'''
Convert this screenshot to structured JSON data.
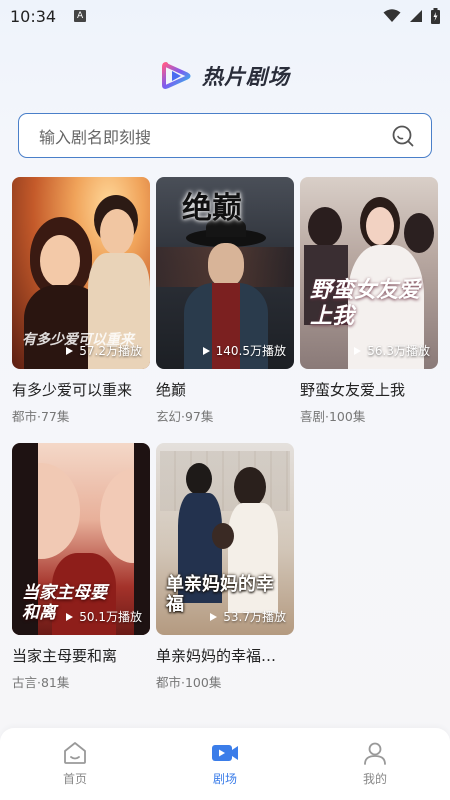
{
  "status_bar": {
    "time": "10:34",
    "notification_badge": "A"
  },
  "header": {
    "title": "热片剧场"
  },
  "search": {
    "placeholder": "输入剧名即刻搜"
  },
  "dramas": [
    {
      "title": "有多少爱可以重来",
      "meta": "都市·77集",
      "plays": "57.2万播放",
      "poster_text": "有多少爱可以重来"
    },
    {
      "title": "绝巅",
      "meta": "玄幻·97集",
      "plays": "140.5万播放",
      "poster_text": "绝巅"
    },
    {
      "title": "野蛮女友爱上我",
      "meta": "喜剧·100集",
      "plays": "56.3万播放",
      "poster_text": "野蛮女友爱上我"
    },
    {
      "title": "当家主母要和离",
      "meta": "古言·81集",
      "plays": "50.1万播放",
      "poster_text": "当家主母要和离"
    },
    {
      "title": "单亲妈妈的幸福…",
      "meta": "都市·100集",
      "plays": "53.7万播放",
      "poster_text": "单亲妈妈的幸福"
    }
  ],
  "tabs": [
    {
      "label": "首页",
      "icon": "home-icon",
      "active": false
    },
    {
      "label": "剧场",
      "icon": "video-icon",
      "active": true
    },
    {
      "label": "我的",
      "icon": "user-icon",
      "active": false
    }
  ],
  "colors": {
    "accent": "#3b7de9",
    "search_border": "#4a7fc9"
  }
}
'''
◆ WHAT IS EXPECTED ◆
Would you mind returning each entry above word for word, skipping the images?

◆ CORRECT ANSWER ◆
Convert this screenshot to structured JSON data.
{
  "status_bar": {
    "time": "10:34",
    "notification_badge": "A"
  },
  "header": {
    "title": "热片剧场"
  },
  "search": {
    "placeholder": "输入剧名即刻搜"
  },
  "dramas": [
    {
      "title": "有多少爱可以重来",
      "meta": "都市·77集",
      "plays": "57.2万播放",
      "poster_text": "有多少爱可以重来"
    },
    {
      "title": "绝巅",
      "meta": "玄幻·97集",
      "plays": "140.5万播放",
      "poster_text": "绝巅"
    },
    {
      "title": "野蛮女友爱上我",
      "meta": "喜剧·100集",
      "plays": "56.3万播放",
      "poster_text": "野蛮女友爱上我"
    },
    {
      "title": "当家主母要和离",
      "meta": "古言·81集",
      "plays": "50.1万播放",
      "poster_text": "当家主母要和离"
    },
    {
      "title": "单亲妈妈的幸福…",
      "meta": "都市·100集",
      "plays": "53.7万播放",
      "poster_text": "单亲妈妈的幸福"
    }
  ],
  "tabs": [
    {
      "label": "首页",
      "icon": "home-icon",
      "active": false
    },
    {
      "label": "剧场",
      "icon": "video-icon",
      "active": true
    },
    {
      "label": "我的",
      "icon": "user-icon",
      "active": false
    }
  ],
  "colors": {
    "accent": "#3b7de9",
    "search_border": "#4a7fc9"
  }
}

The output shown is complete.